_Objective:_ All the data should be repeated exactly. Any image in it is left out.

[BEGIN Raw records]

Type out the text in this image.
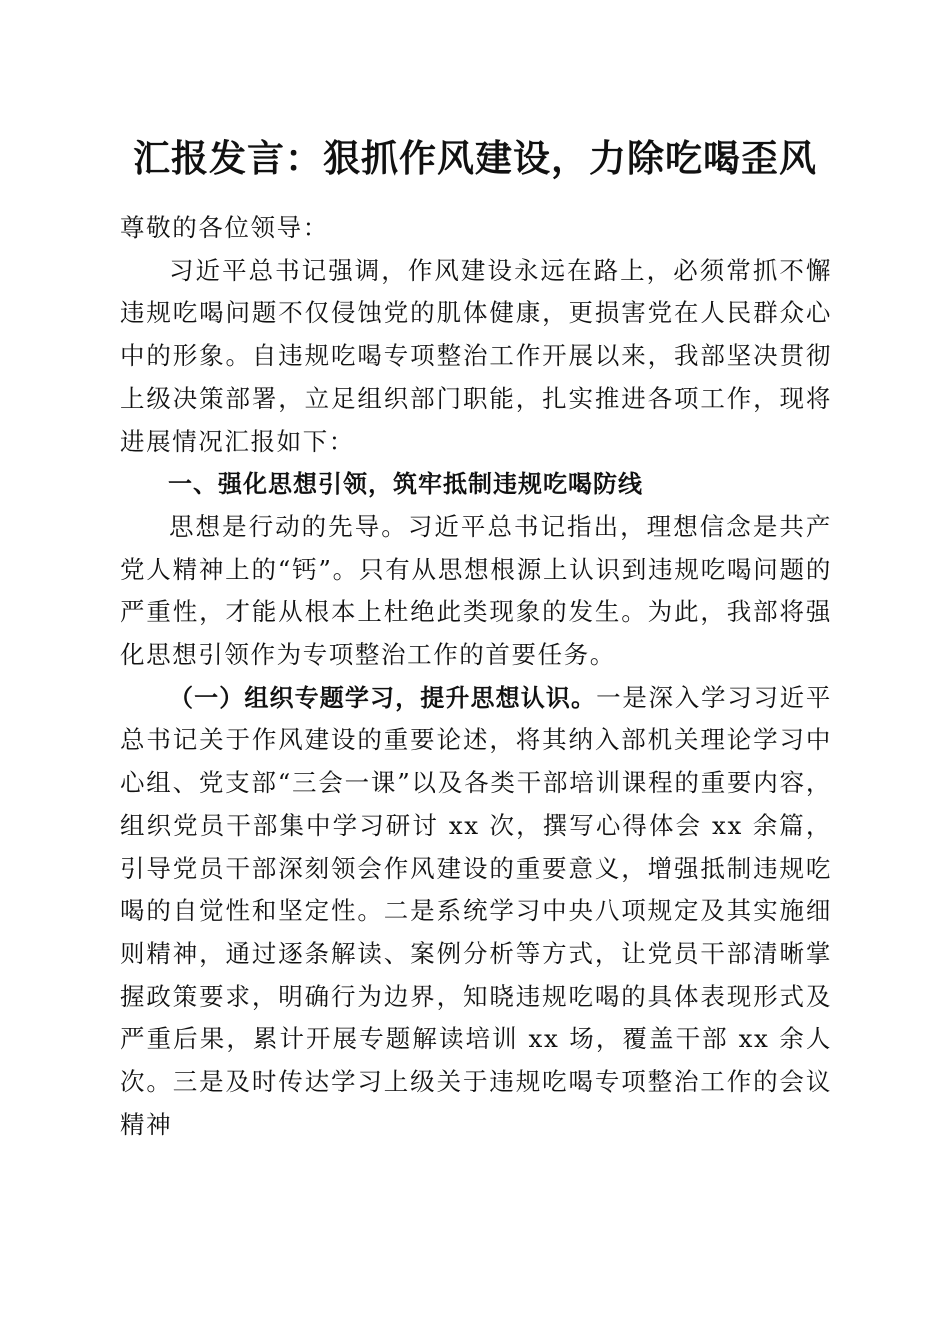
汇报发言：狠抓作风建设，力除吃喝歪风

尊敬的各位领导：

习近平总书记强调，作风建设永远在路上，必须常抓不懈违规吃喝问题不仅侵蚀党的肌体健康，更损害党在人民群众心中的形象。自违规吃喝专项整治工作开展以来，我部坚决贯彻上级决策部署，立足组织部门职能，扎实推进各项工作，现将进展情况汇报如下：

一、强化思想引领，筑牢抵制违规吃喝防线

思想是行动的先导。习近平总书记指出，理想信念是共产党人精神上的“钙”。只有从思想根源上认识到违规吃喝问题的严重性，才能从根本上杜绝此类现象的发生。为此，我部将强化思想引领作为专项整治工作的首要任务。

（一）组织专题学习，提升思想认识。一是深入学习习近平总书记关于作风建设的重要论述，将其纳入部机关理论学习中心组、党支部“三会一课”以及各类干部培训课程的重要内容，组织党员干部集中学习研讨 xx 次，撰写心得体会 xx 余篇，引导党员干部深刻领会作风建设的重要意义，增强抵制违规吃喝的自觉性和坚定性。二是系统学习中央八项规定及其实施细则精神，通过逐条解读、案例分析等方式，让党员干部清晰掌握政策要求，明确行为边界，知晓违规吃喝的具体表现形式及严重后果，累计开展专题解读培训 xx 场，覆盖干部 xx 余人次。三是及时传达学习上级关于违规吃喝专项整治工作的会议精神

[END Raw records]

_Task output:_
Type out the text in this image.
汇报发言：狠抓作风建设，力除吃喝歪风

尊敬的各位领导：

习近平总书记强调，作风建设永远在路上，必须常抓不懈违规吃喝问题不仅侵蚀党的肌体健康，更损害党在人民群众心中的形象。自违规吃喝专项整治工作开展以来，我部坚决贯彻上级决策部署，立足组织部门职能，扎实推进各项工作，现将进展情况汇报如下：

一、强化思想引领，筑牢抵制违规吃喝防线

思想是行动的先导。习近平总书记指出，理想信念是共产党人精神上的“钙”。只有从思想根源上认识到违规吃喝问题的严重性，才能从根本上杜绝此类现象的发生。为此，我部将强化思想引领作为专项整治工作的首要任务。

（一）组织专题学习，提升思想认识。一是深入学习习近平总书记关于作风建设的重要论述，将其纳入部机关理论学习中心组、党支部“三会一课”以及各类干部培训课程的重要内容，组织党员干部集中学习研讨 xx 次，撰写心得体会 xx 余篇，引导党员干部深刻领会作风建设的重要意义，增强抵制违规吃喝的自觉性和坚定性。二是系统学习中央八项规定及其实施细则精神，通过逐条解读、案例分析等方式，让党员干部清晰掌握政策要求，明确行为边界，知晓违规吃喝的具体表现形式及严重后果，累计开展专题解读培训 xx 场，覆盖干部 xx 余人次。三是及时传达学习上级关于违规吃喝专项整治工作的会议精神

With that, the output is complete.